__WHAT IS NEEDED__. In the GIC patch discussion below, what CPU interface size do most device trees wrongly report?

[RFC PATCH 3/9] irqchip: GIC: Convert to EOImode == 1

Christoffer Dall christoffer.dall at linaro.org
Wed Aug 6 04:30:54 PDT 2014


On Wed, Jun 25, 2014 at 03:06:33PM +0100, Peter Maydell wrote:
> On 25 June 2014 10:28, Marc Zyngier <marc.zyngier at arm.com> wrote:
> > For this case, the GIC architecture provides EOImode == 1, where:
> > - A write to the EOI register drops the priority of the interrupt and leaves
> > it active. Other interrupts at the same priority level can now be taken,
> > but the active interrupt cannot be taken again
> > - A write to the DIR marks the interrupt as inactive, meaning it can
> > now be taken again.
> >
> > We only enable this feature when booted in HYP mode. Also, as most device
> > trees are broken (they report the CPU interface size to be 4kB, while
> > the GICv2 CPU interface size is 8kB), output a warning if we're booted
> > in HYP mode, and disable the feature.

__EXTRACTED ENTRIES__.
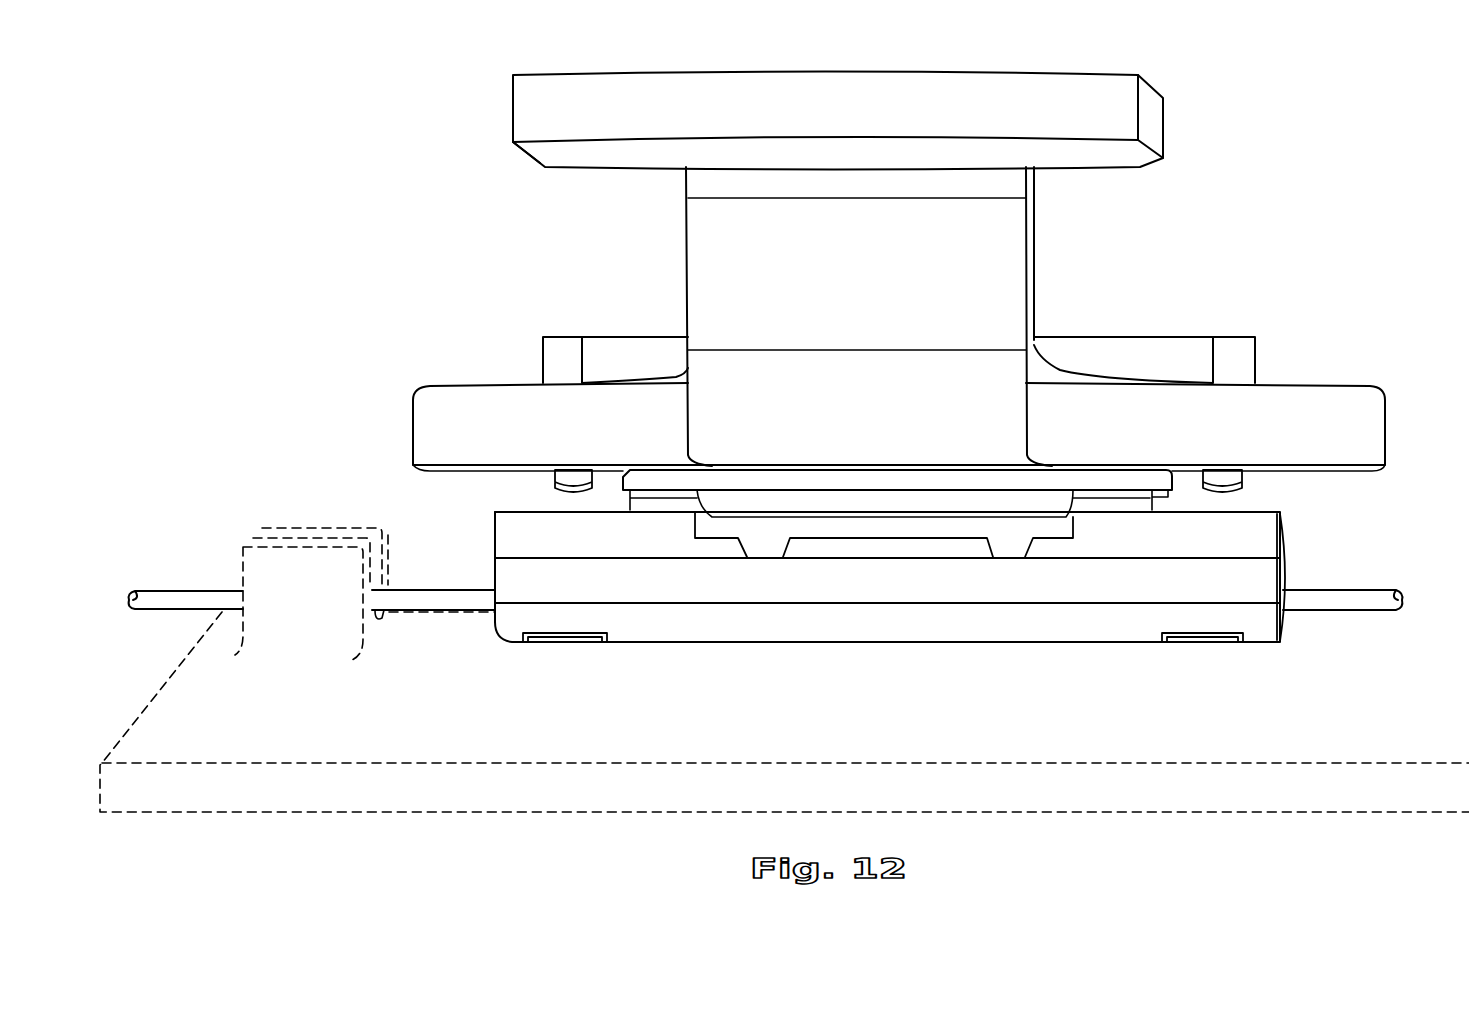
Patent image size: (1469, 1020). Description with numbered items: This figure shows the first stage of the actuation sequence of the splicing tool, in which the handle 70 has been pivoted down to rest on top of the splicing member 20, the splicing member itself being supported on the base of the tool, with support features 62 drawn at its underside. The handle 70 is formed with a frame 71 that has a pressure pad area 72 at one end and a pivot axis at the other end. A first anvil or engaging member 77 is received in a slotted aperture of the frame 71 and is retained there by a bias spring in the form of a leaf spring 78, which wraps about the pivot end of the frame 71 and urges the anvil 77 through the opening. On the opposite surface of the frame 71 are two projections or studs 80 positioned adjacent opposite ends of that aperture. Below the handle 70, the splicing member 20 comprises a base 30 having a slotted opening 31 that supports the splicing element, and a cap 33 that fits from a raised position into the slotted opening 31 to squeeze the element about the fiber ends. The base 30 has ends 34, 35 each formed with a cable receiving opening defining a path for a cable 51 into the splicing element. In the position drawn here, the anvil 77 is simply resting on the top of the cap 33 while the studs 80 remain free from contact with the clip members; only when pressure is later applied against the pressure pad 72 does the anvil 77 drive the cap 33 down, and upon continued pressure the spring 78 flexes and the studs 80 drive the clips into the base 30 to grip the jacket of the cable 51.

The splicing member 20 is at (1040, 648).
The base 30 is at (879, 623).
The slotted opening 31 is at (699, 525).
The cap 33 is at (1120, 495).
The end of base 34 is at (493, 532).
The end of base 35 is at (1286, 520).
The cable 51 is at (199, 583).
The mounting foot 62 is at (576, 644).
The handle 70 is at (1285, 235).
The frame 71 is at (1036, 262).
The pressure pad area 72 is at (847, 115).
The anvil 77 is at (862, 482).
The leaf spring 78 is at (628, 335).
The studs 80 is at (553, 481).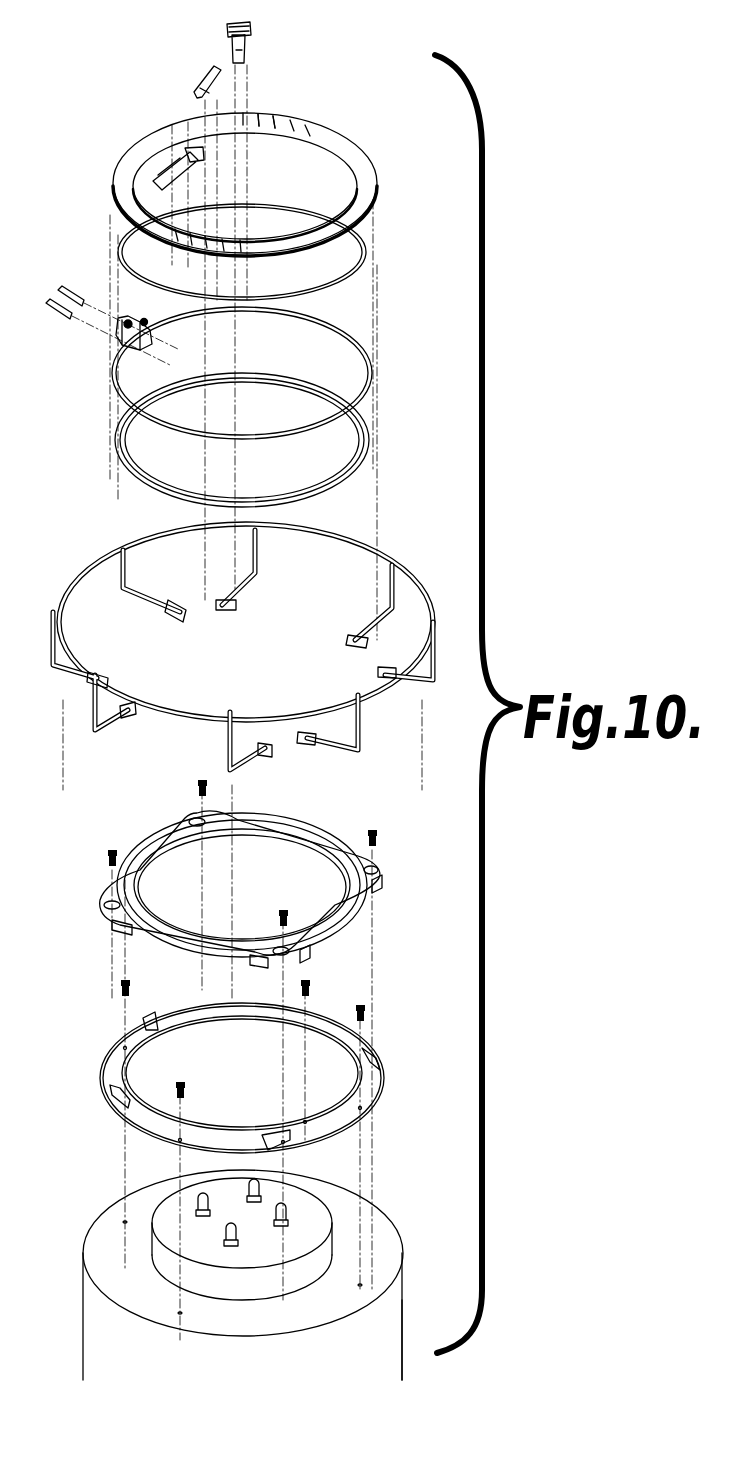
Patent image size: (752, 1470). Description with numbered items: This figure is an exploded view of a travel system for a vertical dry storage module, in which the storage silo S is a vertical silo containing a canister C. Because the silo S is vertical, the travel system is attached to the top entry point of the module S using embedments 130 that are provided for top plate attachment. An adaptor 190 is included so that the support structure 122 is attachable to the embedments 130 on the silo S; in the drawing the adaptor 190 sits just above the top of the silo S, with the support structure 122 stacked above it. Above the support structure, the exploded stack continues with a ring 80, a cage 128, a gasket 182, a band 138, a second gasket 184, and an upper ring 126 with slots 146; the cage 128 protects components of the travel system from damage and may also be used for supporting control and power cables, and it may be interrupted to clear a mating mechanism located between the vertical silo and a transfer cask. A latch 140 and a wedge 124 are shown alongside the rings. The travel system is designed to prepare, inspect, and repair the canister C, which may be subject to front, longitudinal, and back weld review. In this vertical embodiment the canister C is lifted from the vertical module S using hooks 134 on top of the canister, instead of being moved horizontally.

The wedge 124 is at (196, 82).
The slots 146 is at (281, 114).
The upper ring 126 is at (338, 134).
The gasket 184 is at (366, 232).
The latch 140 is at (122, 320).
The band 138 is at (368, 356).
The gasket 182 is at (368, 436).
The cage 128 is at (380, 550).
The flange ring 80 is at (310, 830).
The support structure 122 is at (350, 910).
The adaptor 190 is at (385, 1068).
The hooks 134 is at (290, 1205).
The canister C is at (330, 1215).
The embedments 130 is at (360, 1285).
The storage silo S is at (400, 1320).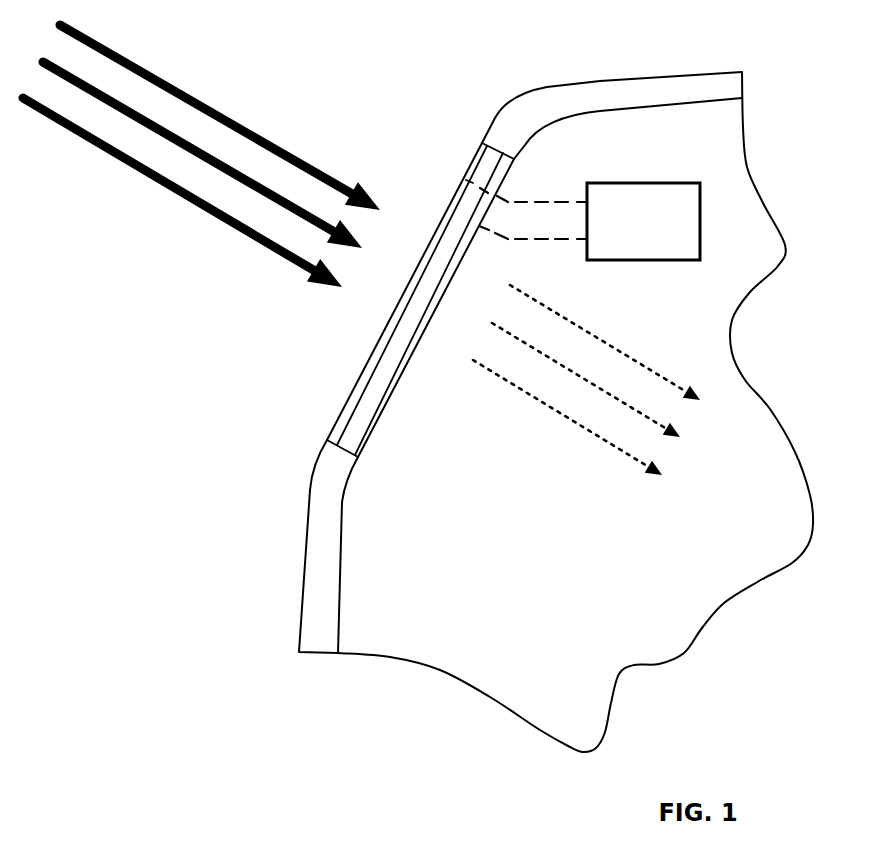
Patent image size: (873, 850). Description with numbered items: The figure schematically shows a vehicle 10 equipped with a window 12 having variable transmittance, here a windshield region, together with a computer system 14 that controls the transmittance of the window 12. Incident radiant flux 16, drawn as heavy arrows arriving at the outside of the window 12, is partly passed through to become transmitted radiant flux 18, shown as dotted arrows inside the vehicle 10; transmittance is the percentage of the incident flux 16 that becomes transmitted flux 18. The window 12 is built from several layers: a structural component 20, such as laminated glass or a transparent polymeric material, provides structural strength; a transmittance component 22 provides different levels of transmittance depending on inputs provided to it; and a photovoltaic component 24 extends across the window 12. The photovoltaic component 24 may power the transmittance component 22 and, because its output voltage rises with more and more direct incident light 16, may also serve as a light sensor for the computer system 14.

The vehicle 10 is at (585, 79).
The window 12 is at (350, 382).
The computer system 14 is at (630, 234).
The incident radiant flux 16 is at (213, 82).
The transmitted radiant flux 18 is at (567, 440).
The structural component 20 is at (368, 398).
The transmittance component 22 is at (368, 442).
The photovoltaic component 24 is at (337, 428).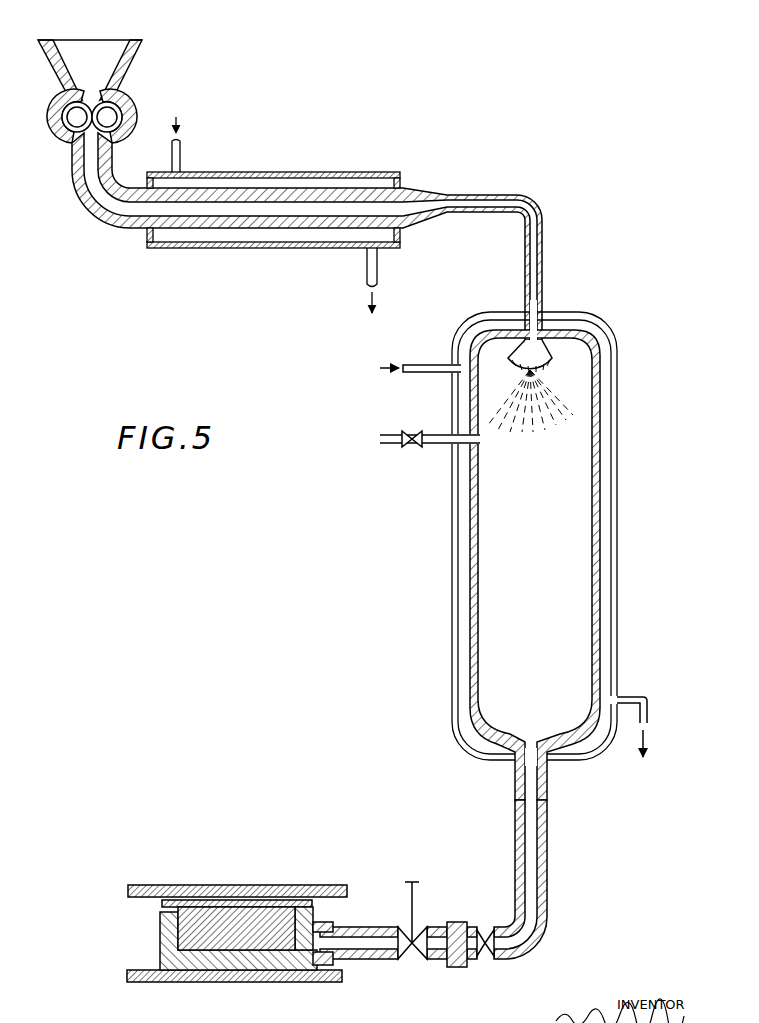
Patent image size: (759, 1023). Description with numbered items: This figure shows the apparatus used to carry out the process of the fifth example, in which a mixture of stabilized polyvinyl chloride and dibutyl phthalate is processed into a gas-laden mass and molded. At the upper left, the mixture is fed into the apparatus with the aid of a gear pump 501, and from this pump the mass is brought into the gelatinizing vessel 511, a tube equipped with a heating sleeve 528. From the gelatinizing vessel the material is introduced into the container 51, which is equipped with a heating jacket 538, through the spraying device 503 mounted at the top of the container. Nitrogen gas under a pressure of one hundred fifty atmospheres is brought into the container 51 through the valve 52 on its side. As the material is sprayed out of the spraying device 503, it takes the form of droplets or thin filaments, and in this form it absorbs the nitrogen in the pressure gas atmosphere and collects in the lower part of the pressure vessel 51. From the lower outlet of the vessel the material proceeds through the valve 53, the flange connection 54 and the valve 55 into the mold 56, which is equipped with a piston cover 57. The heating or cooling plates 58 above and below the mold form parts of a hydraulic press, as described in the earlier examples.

The gear pump 501 is at (128, 107).
The gelatinizing vessel 511 is at (237, 228).
The heating sleeve 528 is at (330, 152).
The spraying device 503 is at (549, 348).
The valve 52 is at (412, 448).
The container 51 is at (472, 557).
The heating jacket 538 is at (462, 630).
The valve 53 is at (496, 906).
The flange connection 54 is at (455, 968).
The valve 55 is at (400, 960).
The mold 56 is at (168, 955).
The piston cover 57 is at (190, 925).
The heating or cooling plates 58 is at (291, 866).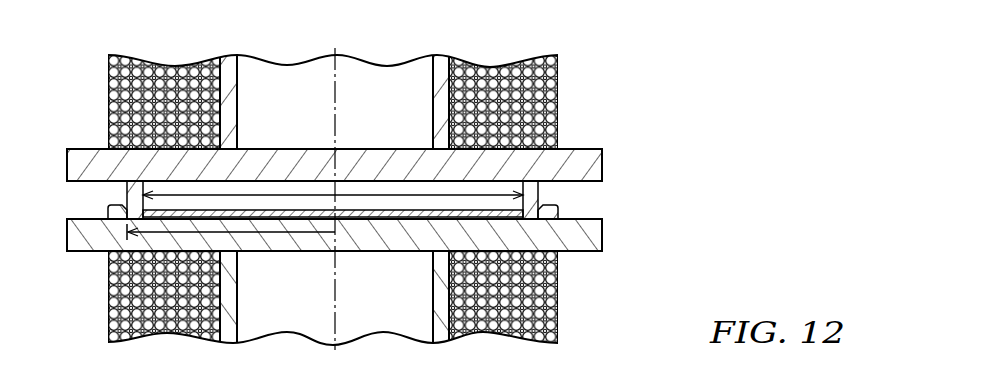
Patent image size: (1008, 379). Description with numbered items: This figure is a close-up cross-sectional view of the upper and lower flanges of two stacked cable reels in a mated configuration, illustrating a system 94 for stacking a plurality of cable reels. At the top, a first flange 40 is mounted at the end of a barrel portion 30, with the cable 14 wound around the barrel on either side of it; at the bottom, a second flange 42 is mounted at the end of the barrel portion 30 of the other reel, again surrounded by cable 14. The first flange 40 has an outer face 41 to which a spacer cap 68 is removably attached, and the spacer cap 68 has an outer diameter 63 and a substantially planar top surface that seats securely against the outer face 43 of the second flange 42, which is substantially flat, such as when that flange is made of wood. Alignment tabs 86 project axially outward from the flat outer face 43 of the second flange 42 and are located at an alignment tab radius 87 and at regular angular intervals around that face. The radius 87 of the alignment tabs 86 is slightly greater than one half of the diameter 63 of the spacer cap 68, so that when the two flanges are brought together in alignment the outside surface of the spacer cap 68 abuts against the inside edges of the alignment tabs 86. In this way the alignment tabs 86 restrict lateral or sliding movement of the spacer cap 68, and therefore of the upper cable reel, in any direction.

The cable 14 is at (560, 83).
The barrel portion 30 is at (237, 100).
The first flange 40 is at (602, 164).
The outer face 41 is at (583, 186).
The second flange 42 is at (67, 229).
The outer face 43 is at (78, 218).
The outer diameter 63 is at (410, 195).
The spacer cap 68 is at (540, 190).
The alignment tabs 86 is at (118, 205).
The alignment tab radius 87 is at (268, 252).
The system for stacking cable reels 94 is at (652, 88).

__EXPECTED ANSWER__. 4kB, though the GICv2 CPU interface size is 8kB.